**TASK INSTRUCTIONS**
Can you copy out the data exactly? Leave the images out.

(Stored entries)

------------------------------------------------------------------------

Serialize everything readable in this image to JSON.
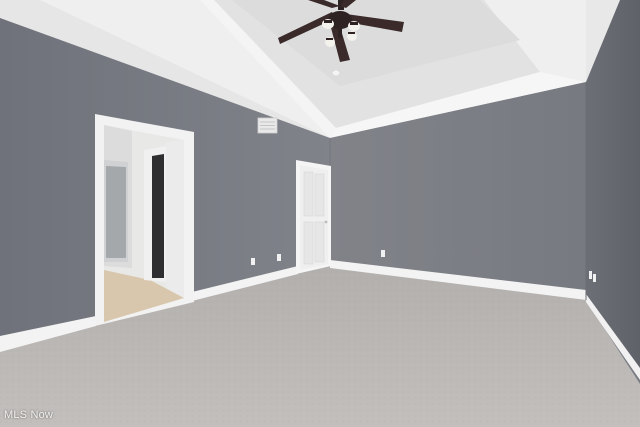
{
  "photo": {
    "subject": "empty-bedroom",
    "watermark": "MLS Now",
    "colors": {
      "wall": "#7b7e86",
      "wall_right": "#6f7279",
      "ceiling": "#ededed",
      "carpet": "#b9b6b3",
      "trim": "#f4f4f4",
      "fan_blade": "#3a2a2a"
    }
  }
}
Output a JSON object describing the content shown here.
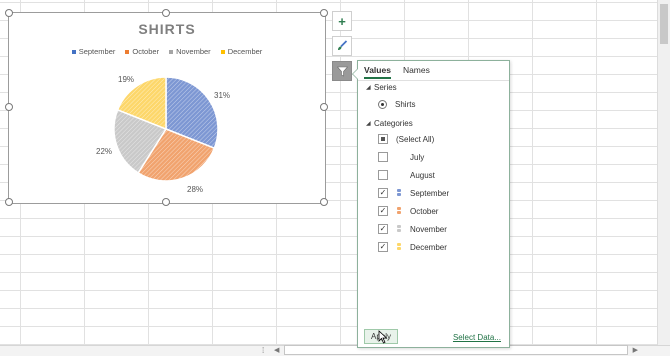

------------------------------------------------------------------------

**OUTPUT**
Serialize everything readable in this image to JSON.
{
  "photo": {
    "subject": "empty-bedroom",
    "watermark": "MLS Now",
    "colors": {
      "wall": "#7b7e86",
      "wall_right": "#6f7279",
      "ceiling": "#ededed",
      "carpet": "#b9b6b3",
      "trim": "#f4f4f4",
      "fan_blade": "#3a2a2a"
    }
  }
}
Output a JSON object describing the content shown here.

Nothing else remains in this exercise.